- **Text section**:
——

Three “rude and impertinent” questions about the Manti Te’o saga

Once Deadspin cracked open the case of Notre Dame linebacker
Manti Te’o’s fake dead girlfriend
, the Internet and MSM were aflutter with
discussions as they scrambled to keep up.

Perhaps the biggest bit of dickheadery came from the Boston
Globe where Jim McBride, commenting on getting his ass kicked on the story,
scoffed at Deadspin as not being a paragon of journalistic virtue.

My own take on Deadspace has been one of high-risk,
high-reward. In explaining this site to a group of young J-students from
Wisconsin, I said Deadspace was akin to former Milwaukee Brewer Russell
Branyan. He’d go 1-for-13and those 12 outs were a horrific affront to the
sport
. However, when he connected, it was like Paul Bunyan hit the ball with a
giant redwood.

In the case of the Te’o story, Deadspace has hit the ball so
hard, it hasn’t landed yet.

The questions they are now asking point to the giant holes
in Te’o’s story: A year-long relationship with a girl he never met, conflicting
reports as to a car wreck she was or wasn’t in, the lack of an obituary for her
once she died, the lack of registration records at Stanford and more.
The media
outlets that have drawn giant red circles around these inconsistencies, having
never once thought to look for them on their own.

This post could go in a number of directions. We could start
with our hero-worshiping approach to athletes that has gone on for generations.
We could look into the way that we are once again seeing sports journalists
shown as “inveterate jock sniffers,”
to quote the late Hunter S. Thompson, buying whatever athletes are selling for
the most part. We could ask those“baffling” and “obvious” questionsthat only
became “baffling” and “obvious” once Deadspin pointed out the logical lapses in
Te’o’s tales. We could even look at the idea of humanity, in that most of us
have been taught it is rude and impertinent to say, “So, this dead chick… You
got a body you can show us?”

Instead, I’ll do my
best to follow Deadspin’s lead and ask three rude and impertinent questions
about this. I doubt they’ll hit the mainstream, but I think they’re areas
people have yet to actually dig into, but probably should.

1) Did the reputation
of Notre Dame and its status as both an elite school (always) and an elite
football program (historically and once and again occasionally) play a role in
everyone buying the bullshit? Even more, does it allow us to continue to buy
the “Te’o was duped” line instead of the “Te’o made it all up” line?

I have had this conversation on a number of levels in a
variety of ways recently. In talking to my class about their resumes, one of
the kids asked if he should put education above experience when applying for
journalism jobs. I told him, no, you need to let people know what you can do
and have done. The education is secondary. Some of the kids gave me the “that’s
because we go to a shitty school, right?” look, so I explained to them my
experiences with “good” and “shitty” schools.

The dumbest kid I ever had at Mizzou was not better than the
best kid I ever had here or anywhere else I taught. Being from the “Jesus H.
Christ School of Fucking Journalism” didn’t make a dumb kid godlike. The
degree, however, does have a bit of a “shiny” factor that some people like to
use as a metric. To that end, if you are good at what you do, the degree and
the “name program” won’t matter as much.

——

- **Data lines**:
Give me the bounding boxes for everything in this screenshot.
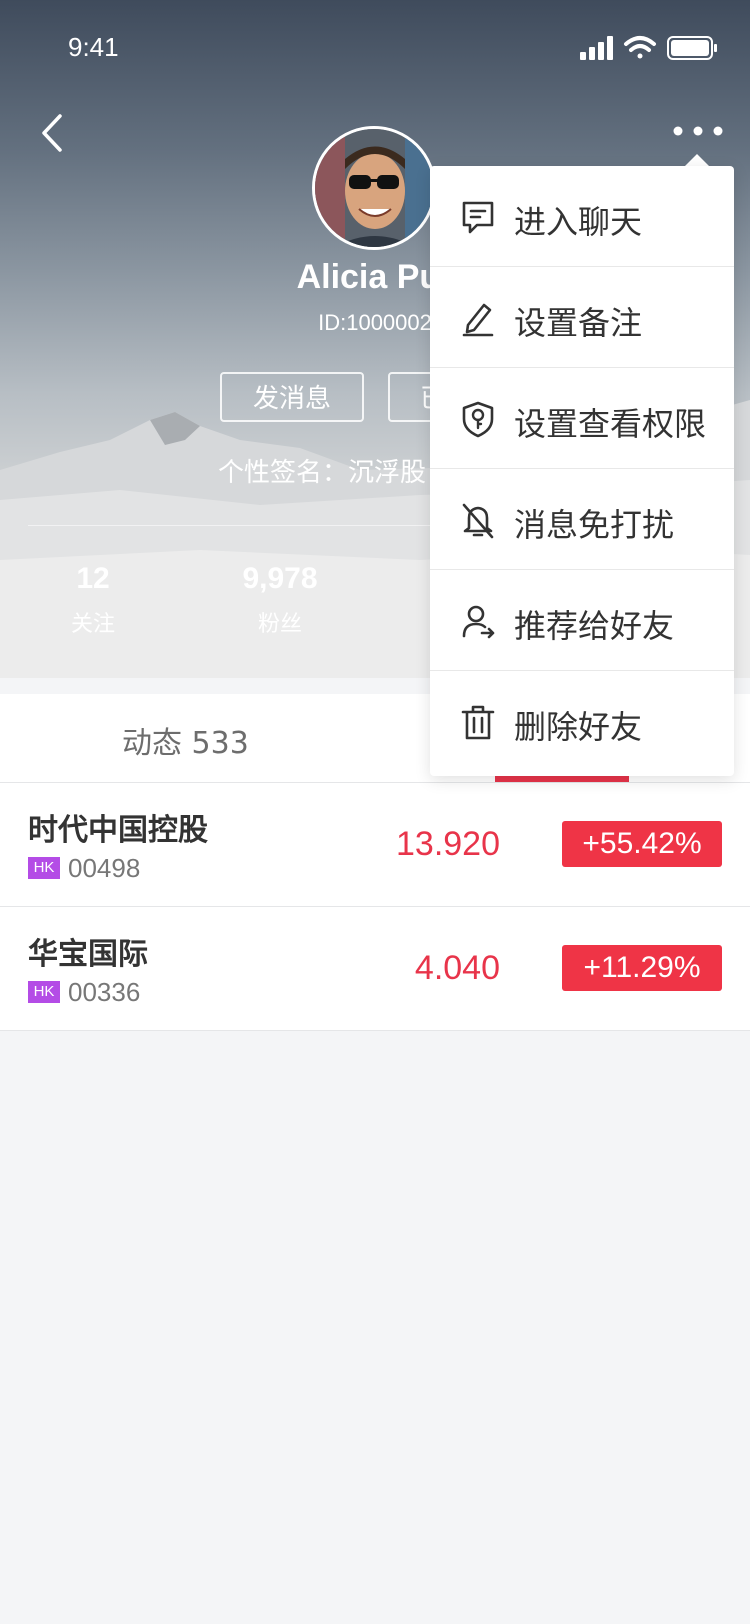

——

- **Your task**: Continue the blog post about the Manti Te'o saga, picking up after its last sentence.

- **Exercise response**:
I’m not sure how much they believed me.

A student here also applied for the Politics in Journalism
internship in D.C. this summer. When I talked to a guy who was helping
facilitate the process, he told me (not
for attribution) that they tended to rely on “strong programs” and
“geographical concerns” as part of their factors in determining. In other
words, if we pick a kid from a “name program” and the kid goes to shit, at
least we can say, “Hey, how were we to know? I mean, he goes to NORTHWESTERN!”
(The secondary element is “If we can get a local kid and it will only cost him
bus fare to cover the White House, we’re fine too.”)

When I wrote the letter for my kid, I made a strong push
against that notion, arguing that easy and safe tend to be bullshit factors.
Take the risk on the kid from a branch school who would run into traffic for a
story. She got the gig.

In the case of Te’o and Notre Dame, I’m wondering if this
“name program” idea applies. Kids from UNLV? Hey, they’re the “Running Felons!”
When they were winning the national championship in basketball, they had gone
from “Tumbleweed Tech” to these “thugs and hoodlums” with gold teeth and ghetto
swagger.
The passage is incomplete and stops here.